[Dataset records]
## Begin

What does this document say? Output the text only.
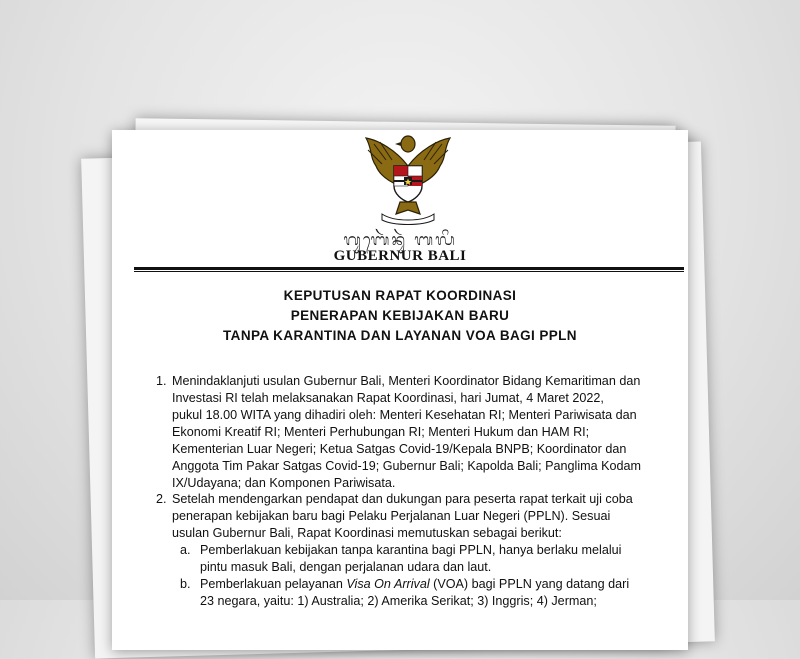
ᬕᬸᬩᬾᬃᬦᬸᬃ ᬩᬮᬶ
GUBERNUR BALI
KEPUTUSAN RAPAT KOORDINASI
PENERAPAN KEBIJAKAN BARU
TANPA KARANTINA DAN LAYANAN VOA BAGI PPLN
1. Menindaklanjuti usulan Gubernur Bali, Menteri Koordinator Bidang Kemaritiman dan
Investasi RI telah melaksanakan Rapat Koordinasi, hari Jumat, 4 Maret 2022,
pukul 18.00 WITA yang dihadiri oleh: Menteri Kesehatan RI; Menteri Pariwisata dan
Ekonomi Kreatif RI; Menteri Perhubungan RI; Menteri Hukum dan HAM RI;
Kementerian Luar Negeri; Ketua Satgas Covid-19/Kepala BNPB; Koordinator dan
Anggota Tim Pakar Satgas Covid-19; Gubernur Bali; Kapolda Bali; Panglima Kodam
IX/Udayana; dan Komponen Pariwisata.
2. Setelah mendengarkan pendapat dan dukungan para peserta rapat terkait uji coba
penerapan kebijakan baru bagi Pelaku Perjalanan Luar Negeri (PPLN). Sesuai
usulan Gubernur Bali, Rapat Koordinasi memutuskan sebagai berikut:
a. Pemberlakuan kebijakan tanpa karantina bagi PPLN, hanya berlaku melalui
pintu masuk Bali, dengan perjalanan udara dan laut.
b. Pemberlakuan pelayanan Visa On Arrival (VOA) bagi PPLN yang datang dari
23 negara, yaitu: 1) Australia; 2) Amerika Serikat; 3) Inggris; 4) Jerman;
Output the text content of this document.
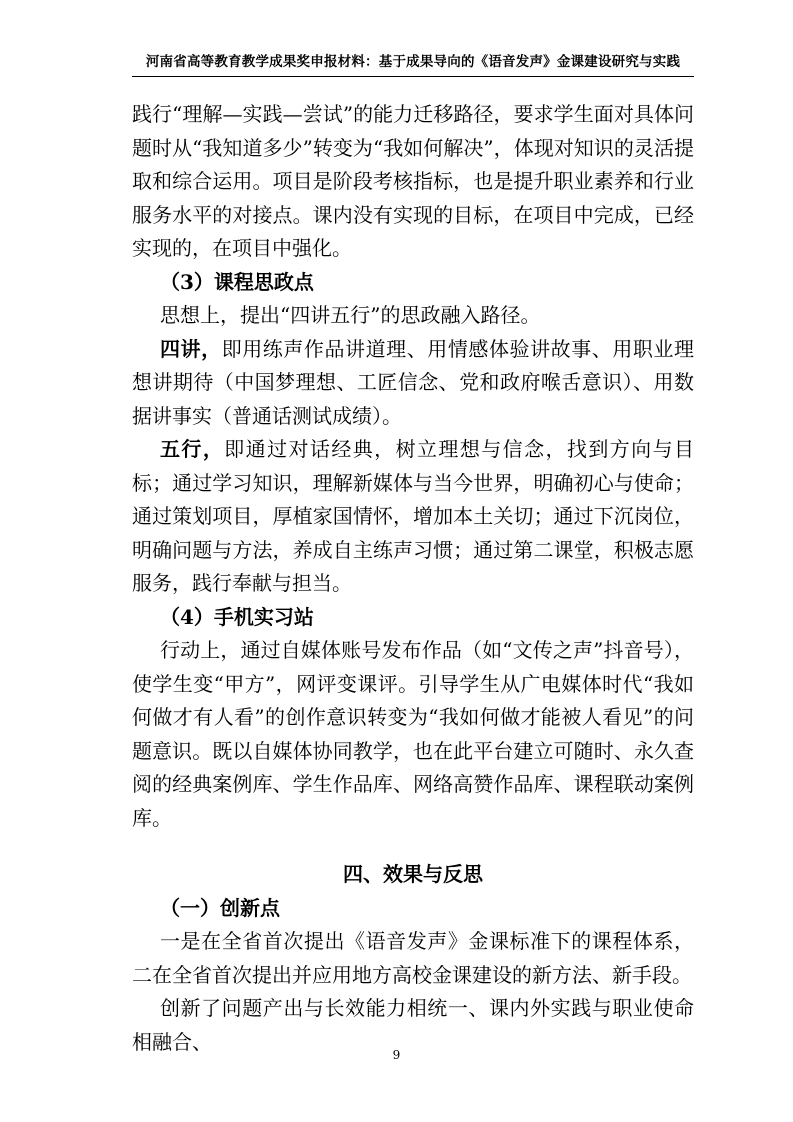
河南省高等教育教学成果奖申报材料：基于成果导向的《语音发声》金课建设研究与实践

践行“理解—实践—尝试”的能力迁移路径，要求学生面对具体问题时从“我知道多少”转变为“我如何解决”，体现对知识的灵活提取和综合运用。项目是阶段考核指标，也是提升职业素养和行业服务水平的对接点。课内没有实现的目标，在项目中完成，已经实现的，在项目中强化。

（3）课程思政点

思想上，提出“四讲五行”的思政融入路径。

四讲，即用练声作品讲道理、用情感体验讲故事、用职业理想讲期待（中国梦理想、工匠信念、党和政府喉舌意识）、用数据讲事实（普通话测试成绩）。

五行，即通过对话经典，树立理想与信念，找到方向与目标；通过学习知识，理解新媒体与当今世界，明确初心与使命；通过策划项目，厚植家国情怀，增加本土关切；通过下沉岗位，明确问题与方法，养成自主练声习惯；通过第二课堂，积极志愿服务，践行奉献与担当。

（4）手机实习站

行动上，通过自媒体账号发布作品（如“文传之声”抖音号），使学生变“甲方”，网评变课评。引导学生从广电媒体时代“我如何做才有人看”的创作意识转变为“我如何做才能被人看见”的问题意识。既以自媒体协同教学，也在此平台建立可随时、永久查阅的经典案例库、学生作品库、网络高赞作品库、课程联动案例库。

四、效果与反思
（一）创新点

一是在全省首次提出《语音发声》金课标准下的课程体系，二在全省首次提出并应用地方高校金课建设的新方法、新手段。

创新了问题产出与长效能力相统一、课内外实践与职业使命相融合、

9
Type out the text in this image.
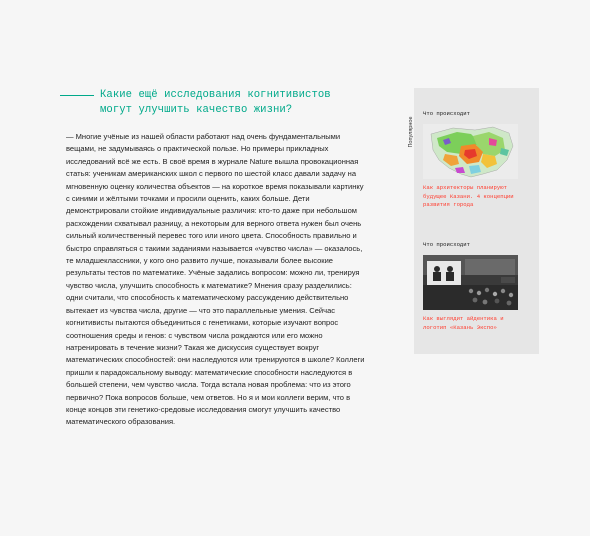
Какие ещё исследования когнитивистов могут улучшить качество жизни?

— Многие учёные из нашей области работают над очень фундаментальными вещами, не задумываясь о практической пользе. Но примеры прикладных исследований всё же есть. В своё время в журнале Nature вышла провокационная статья: ученикам американских школ с первого по шестой класс давали задачу на мгновенную оценку количества объектов — на короткое время показывали картинку с синими и жёлтыми точками и просили оценить, каких больше. Дети демонстрировали стойкие индивидуальные различия: кто-то даже при небольшом расхождении схватывал разницу, а некоторым для верного ответа нужен был очень сильный количественный перевес того или иного цвета. Способность правильно и быстро справляться с такими заданиями называется «чувство числа» — оказалось, те младшеклассники, у кого оно развито лучше, показывали более высокие результаты тестов по математике. Учёные задались вопросом: можно ли, тренируя чувство числа, улучшить способность к математике? Мнения сразу разделились: одни считали, что способность к математическому рассуждению действительно вытекает из чувства числа, другие — что это параллельные умения. Сейчас когнитивисты пытаются объединиться с генетиками, которые изучают вопрос соотношения среды и генов: с чувством числа рождаются или его можно натренировать в течение жизни? Такая же дискуссия существует вокруг математических способностей: они наследуются или тренируются в школе? Коллеги пришли к парадоксальному выводу: математические способности наследуются в большей степени, чем чувство числа. Тогда встала новая проблема: что из этого первично? Пока вопросов больше, чем ответов. Но я и мои коллеги верим, что в конце концов эти генетико-средовые исследования смогут улучшить качество математического образования.

Популярное
Что происходит
Как архитекторы планируют будущее Казани. 4 концепции развития города
Что происходит
Как выглядит айдентика и логотип «Казань Экспо»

## End

WHAT TO PRODUCE
Pull every line containing the word "Satgas" out of the entries above.

ANSWER TO THIS TASK
Kementerian Luar Negeri; Ketua Satgas Covid-19/Kepala BNPB; Koordinator dan
Anggota Tim Pakar Satgas Covid-19; Gubernur Bali; Kapolda Bali; Panglima Kodam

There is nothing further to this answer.